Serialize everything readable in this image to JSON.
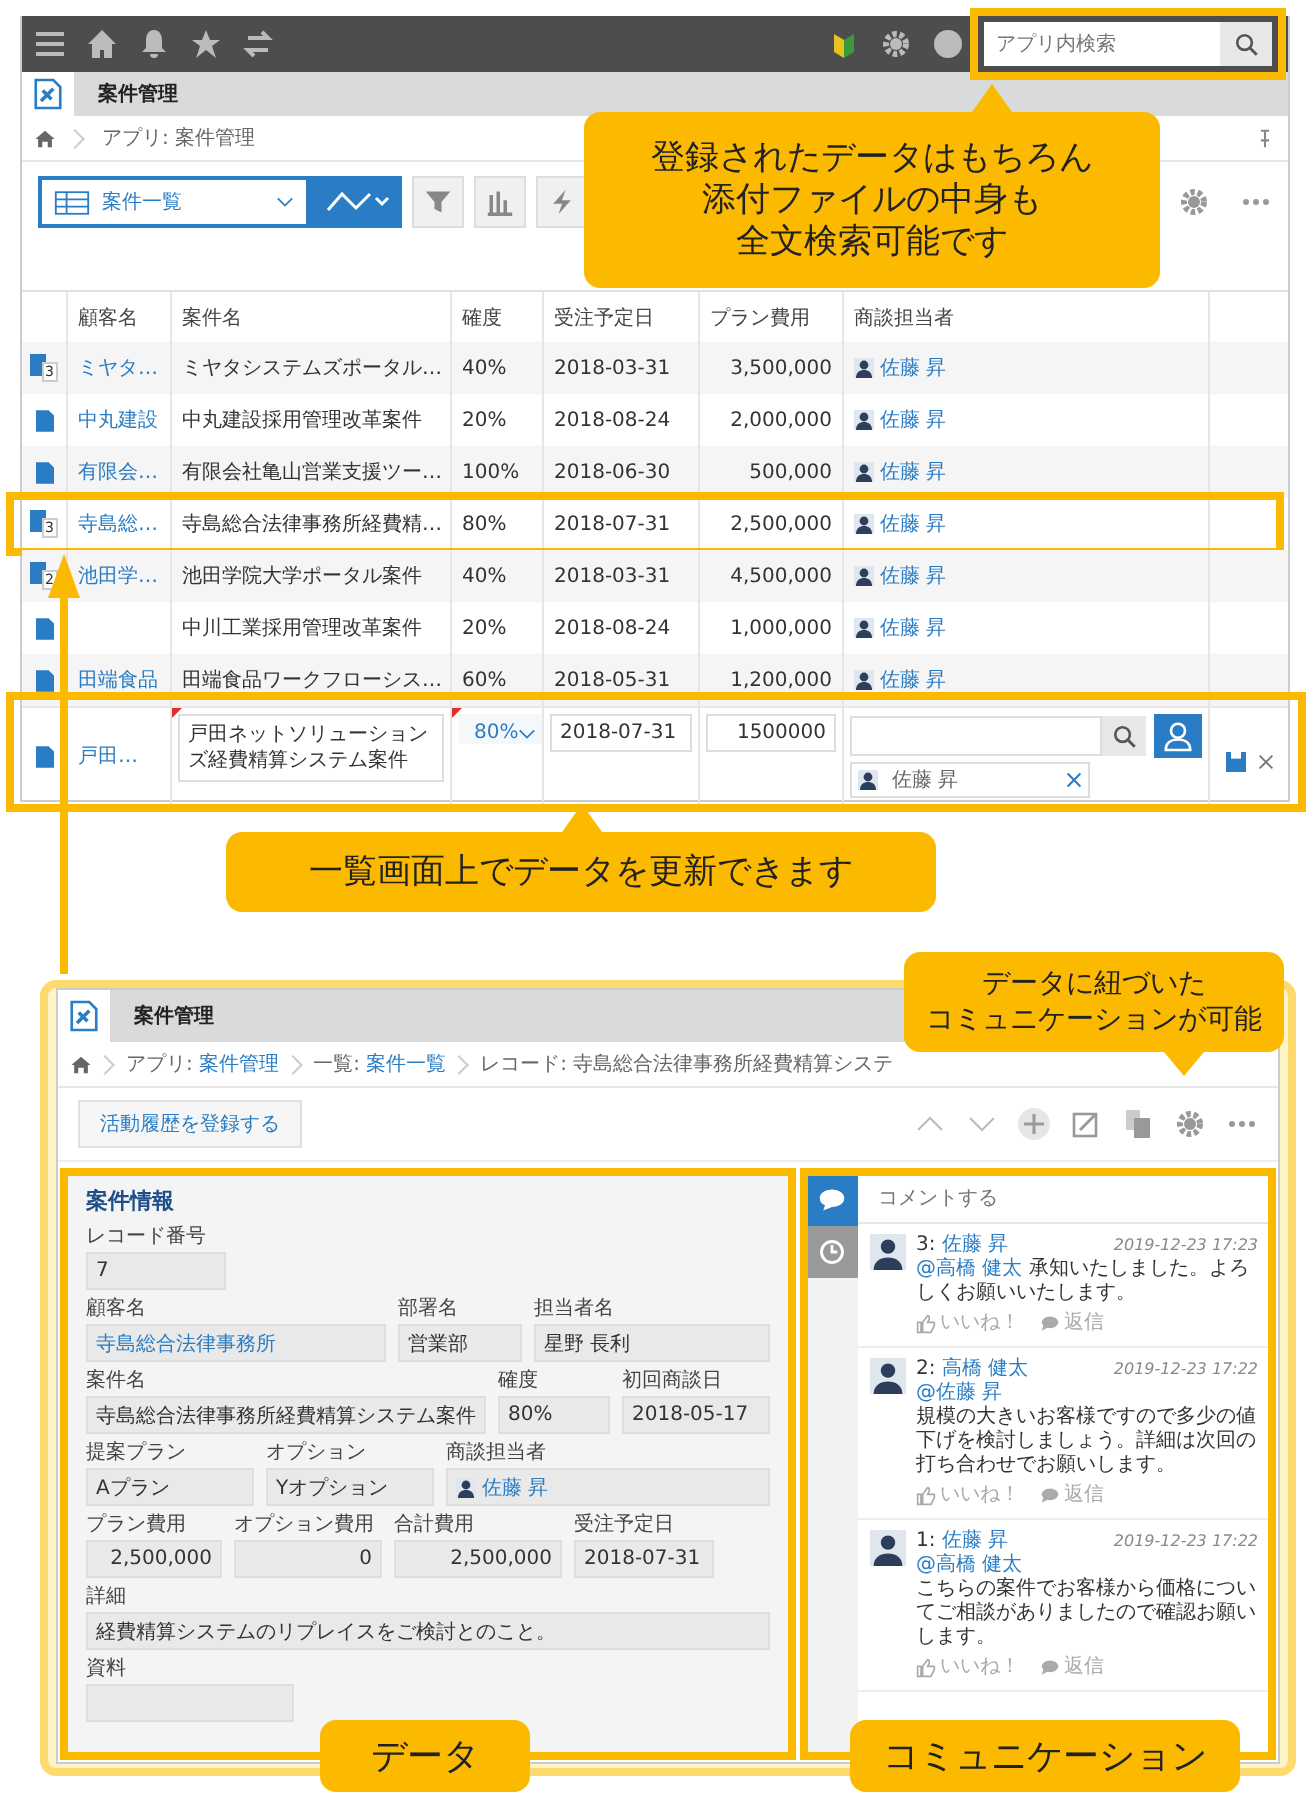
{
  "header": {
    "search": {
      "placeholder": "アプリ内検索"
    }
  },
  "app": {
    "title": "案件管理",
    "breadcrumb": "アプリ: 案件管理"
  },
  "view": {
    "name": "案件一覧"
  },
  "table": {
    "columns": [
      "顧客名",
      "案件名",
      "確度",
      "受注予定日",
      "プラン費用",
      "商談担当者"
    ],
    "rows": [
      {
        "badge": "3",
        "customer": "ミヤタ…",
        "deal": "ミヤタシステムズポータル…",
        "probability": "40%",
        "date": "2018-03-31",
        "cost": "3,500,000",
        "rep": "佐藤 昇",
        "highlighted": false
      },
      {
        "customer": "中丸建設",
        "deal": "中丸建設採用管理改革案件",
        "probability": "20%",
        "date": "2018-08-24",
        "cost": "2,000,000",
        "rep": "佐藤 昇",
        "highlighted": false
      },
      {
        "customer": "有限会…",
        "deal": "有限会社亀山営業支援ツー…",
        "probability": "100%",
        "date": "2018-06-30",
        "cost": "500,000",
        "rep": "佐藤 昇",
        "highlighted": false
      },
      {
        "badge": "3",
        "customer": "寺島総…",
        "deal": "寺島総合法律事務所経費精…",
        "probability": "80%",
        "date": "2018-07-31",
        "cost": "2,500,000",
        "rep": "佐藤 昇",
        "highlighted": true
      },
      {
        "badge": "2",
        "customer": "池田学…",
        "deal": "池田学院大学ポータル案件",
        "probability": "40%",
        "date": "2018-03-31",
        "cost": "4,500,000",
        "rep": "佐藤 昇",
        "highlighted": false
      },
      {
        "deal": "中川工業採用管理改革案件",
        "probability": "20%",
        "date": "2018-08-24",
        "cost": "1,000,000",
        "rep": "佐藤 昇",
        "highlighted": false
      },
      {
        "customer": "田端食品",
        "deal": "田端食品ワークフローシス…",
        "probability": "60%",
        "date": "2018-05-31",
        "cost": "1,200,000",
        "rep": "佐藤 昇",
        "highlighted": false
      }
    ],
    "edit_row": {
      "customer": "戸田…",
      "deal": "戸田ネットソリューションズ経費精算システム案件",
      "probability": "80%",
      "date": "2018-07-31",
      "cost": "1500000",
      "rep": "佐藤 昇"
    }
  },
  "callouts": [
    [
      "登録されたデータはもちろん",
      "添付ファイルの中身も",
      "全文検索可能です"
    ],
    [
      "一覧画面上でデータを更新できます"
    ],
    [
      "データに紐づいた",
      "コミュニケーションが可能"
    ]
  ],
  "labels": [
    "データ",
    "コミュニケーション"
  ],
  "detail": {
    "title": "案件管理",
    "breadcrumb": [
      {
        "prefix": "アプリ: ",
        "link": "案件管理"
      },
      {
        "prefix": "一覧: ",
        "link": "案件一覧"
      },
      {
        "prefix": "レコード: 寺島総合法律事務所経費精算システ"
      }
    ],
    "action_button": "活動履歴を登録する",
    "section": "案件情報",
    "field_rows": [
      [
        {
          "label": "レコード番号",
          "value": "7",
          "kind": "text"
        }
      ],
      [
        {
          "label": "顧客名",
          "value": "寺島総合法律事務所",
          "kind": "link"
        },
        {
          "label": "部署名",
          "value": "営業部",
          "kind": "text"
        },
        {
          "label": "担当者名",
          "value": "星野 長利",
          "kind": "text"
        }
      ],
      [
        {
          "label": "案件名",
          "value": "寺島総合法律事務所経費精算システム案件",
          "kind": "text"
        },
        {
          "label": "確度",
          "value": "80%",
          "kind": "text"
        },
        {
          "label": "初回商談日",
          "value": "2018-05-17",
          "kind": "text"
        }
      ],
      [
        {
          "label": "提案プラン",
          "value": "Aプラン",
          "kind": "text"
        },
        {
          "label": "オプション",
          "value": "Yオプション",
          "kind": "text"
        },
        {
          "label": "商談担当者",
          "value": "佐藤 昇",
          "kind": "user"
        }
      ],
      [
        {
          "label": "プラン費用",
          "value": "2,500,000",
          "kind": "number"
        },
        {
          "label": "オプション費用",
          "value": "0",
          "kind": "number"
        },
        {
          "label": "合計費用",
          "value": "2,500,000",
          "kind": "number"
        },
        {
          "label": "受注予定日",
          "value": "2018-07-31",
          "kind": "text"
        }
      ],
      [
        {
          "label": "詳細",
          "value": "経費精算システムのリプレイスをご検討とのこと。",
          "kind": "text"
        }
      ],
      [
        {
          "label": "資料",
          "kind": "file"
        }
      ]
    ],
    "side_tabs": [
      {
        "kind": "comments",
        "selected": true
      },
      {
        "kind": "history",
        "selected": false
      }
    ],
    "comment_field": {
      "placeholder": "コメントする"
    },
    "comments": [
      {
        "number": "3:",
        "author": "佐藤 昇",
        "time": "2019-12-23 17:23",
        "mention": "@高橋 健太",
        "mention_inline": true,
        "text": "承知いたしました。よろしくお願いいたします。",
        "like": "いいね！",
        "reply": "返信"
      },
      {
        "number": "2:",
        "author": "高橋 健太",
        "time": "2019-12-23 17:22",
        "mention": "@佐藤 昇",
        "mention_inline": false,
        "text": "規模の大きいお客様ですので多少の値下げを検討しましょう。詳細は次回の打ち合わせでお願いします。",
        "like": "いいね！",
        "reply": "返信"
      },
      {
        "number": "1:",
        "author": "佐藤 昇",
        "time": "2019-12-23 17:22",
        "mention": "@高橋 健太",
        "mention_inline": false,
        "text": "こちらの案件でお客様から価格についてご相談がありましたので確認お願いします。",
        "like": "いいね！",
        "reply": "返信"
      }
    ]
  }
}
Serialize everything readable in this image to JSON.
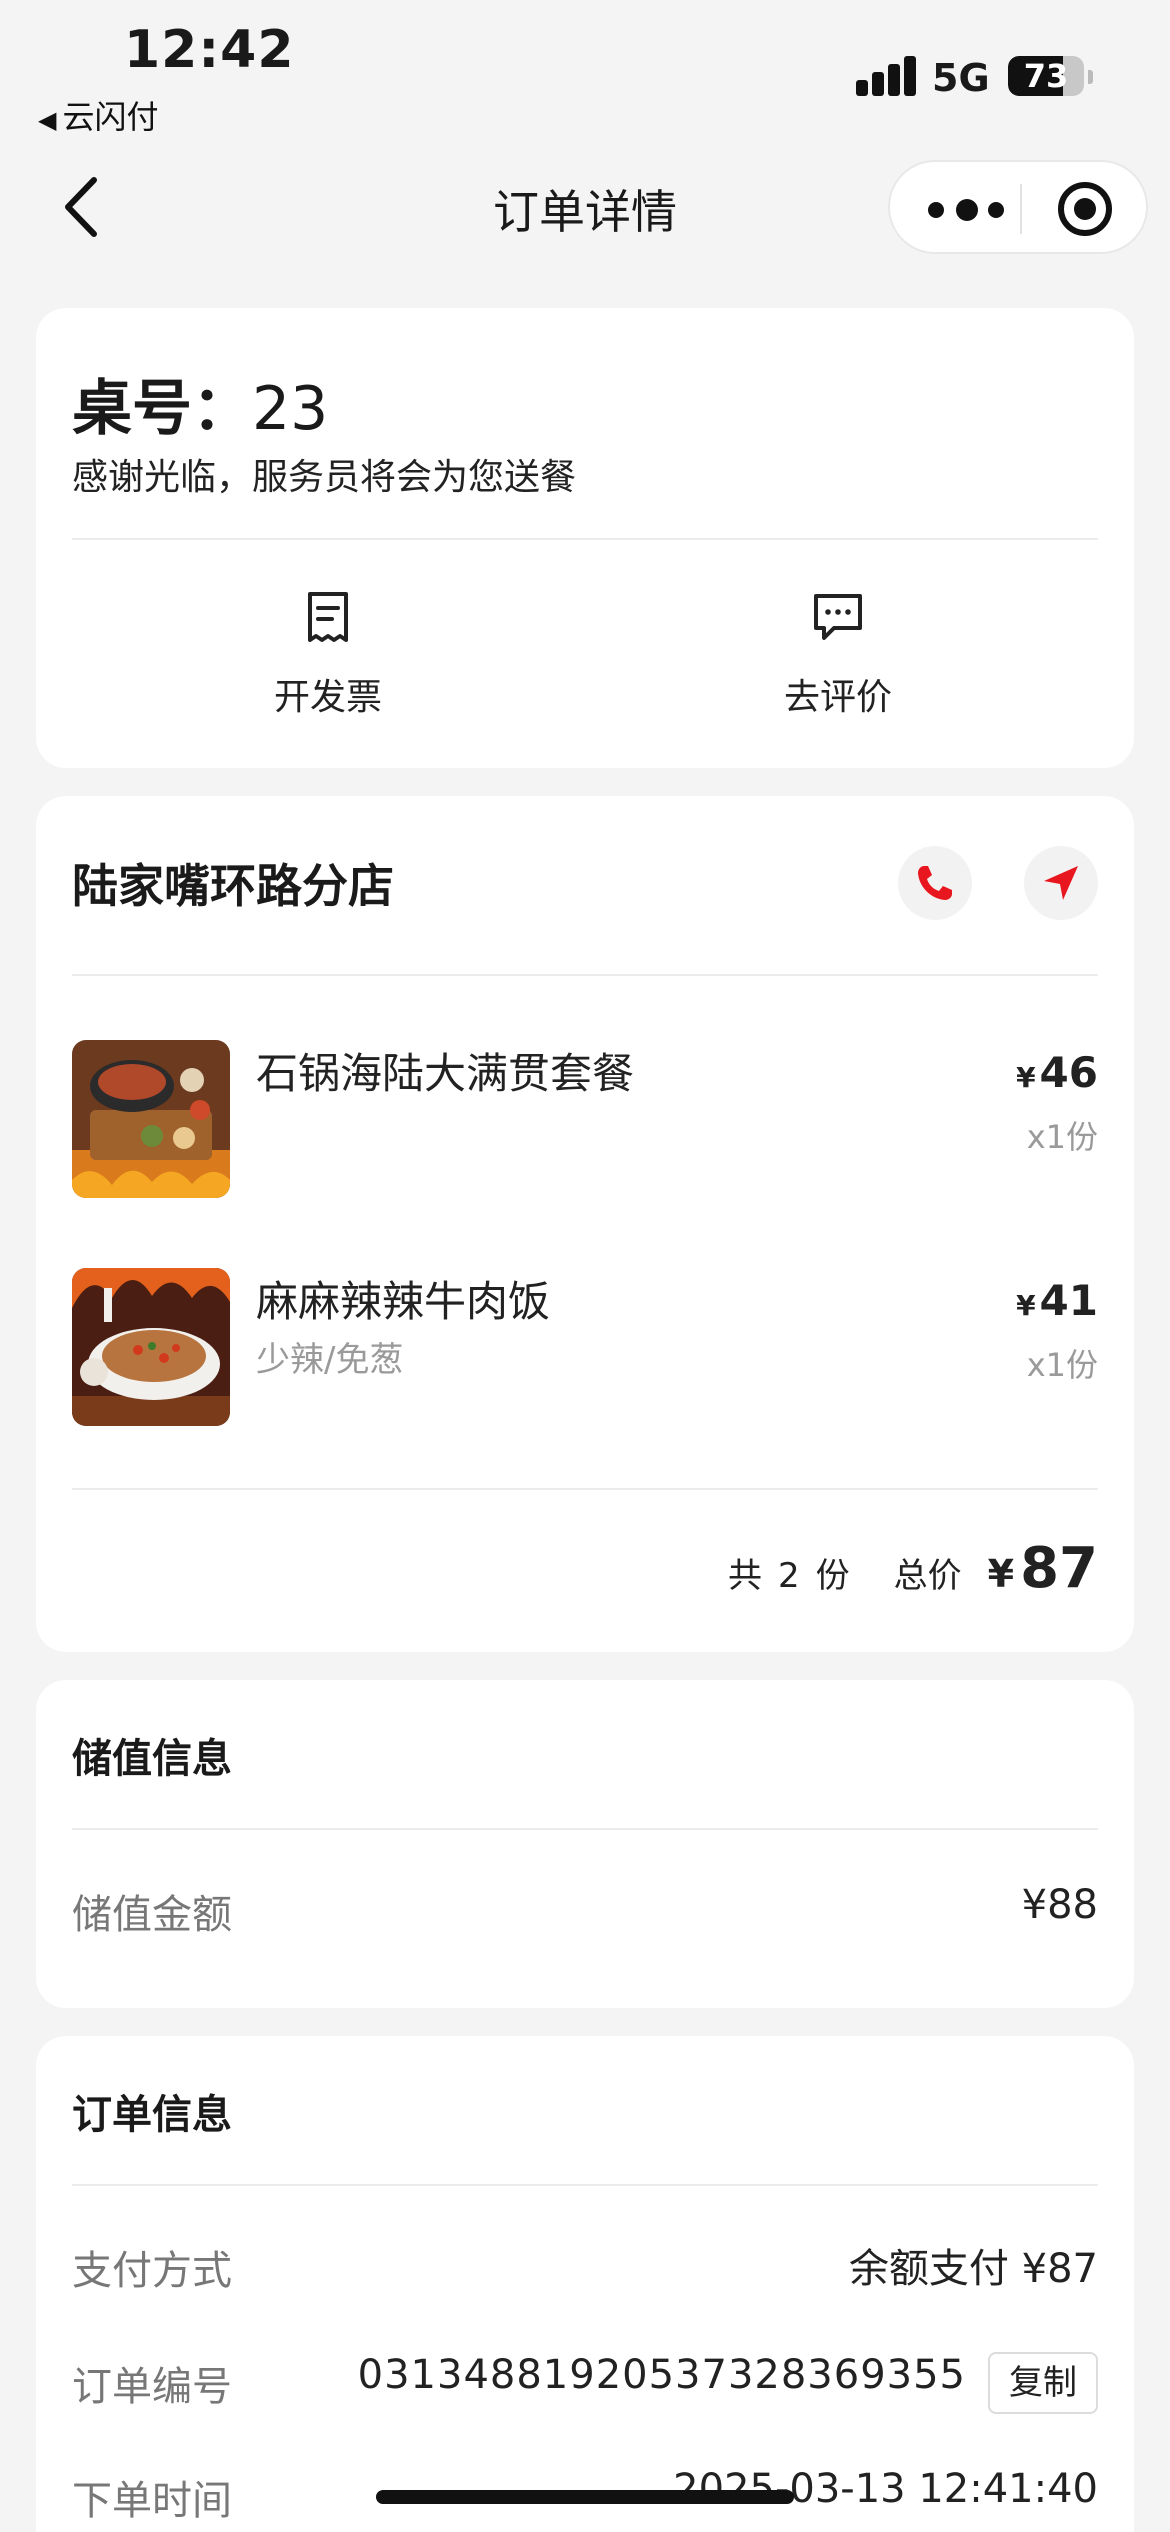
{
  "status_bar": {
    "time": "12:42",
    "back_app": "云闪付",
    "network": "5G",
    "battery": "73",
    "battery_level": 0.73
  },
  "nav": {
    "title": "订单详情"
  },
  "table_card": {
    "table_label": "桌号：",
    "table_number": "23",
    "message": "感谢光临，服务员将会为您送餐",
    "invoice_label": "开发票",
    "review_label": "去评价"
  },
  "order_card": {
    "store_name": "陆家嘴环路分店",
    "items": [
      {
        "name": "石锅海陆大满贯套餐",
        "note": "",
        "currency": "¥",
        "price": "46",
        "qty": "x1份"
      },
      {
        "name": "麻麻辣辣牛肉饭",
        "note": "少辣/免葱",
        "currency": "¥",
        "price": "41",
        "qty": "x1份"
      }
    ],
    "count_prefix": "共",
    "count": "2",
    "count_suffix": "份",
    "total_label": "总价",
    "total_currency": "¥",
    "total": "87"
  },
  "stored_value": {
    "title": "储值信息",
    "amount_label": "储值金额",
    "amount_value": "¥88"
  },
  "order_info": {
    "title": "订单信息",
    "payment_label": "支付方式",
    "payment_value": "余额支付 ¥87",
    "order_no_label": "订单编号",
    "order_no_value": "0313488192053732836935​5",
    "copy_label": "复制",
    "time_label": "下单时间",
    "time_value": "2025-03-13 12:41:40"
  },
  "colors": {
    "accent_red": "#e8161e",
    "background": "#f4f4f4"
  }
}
* * * * *
Task prompt: Filter the data, keeping only the lines that contain "placeholder".

Exercise response:
      "placeholder": "アプリ内検索"
      "placeholder": "コメントする"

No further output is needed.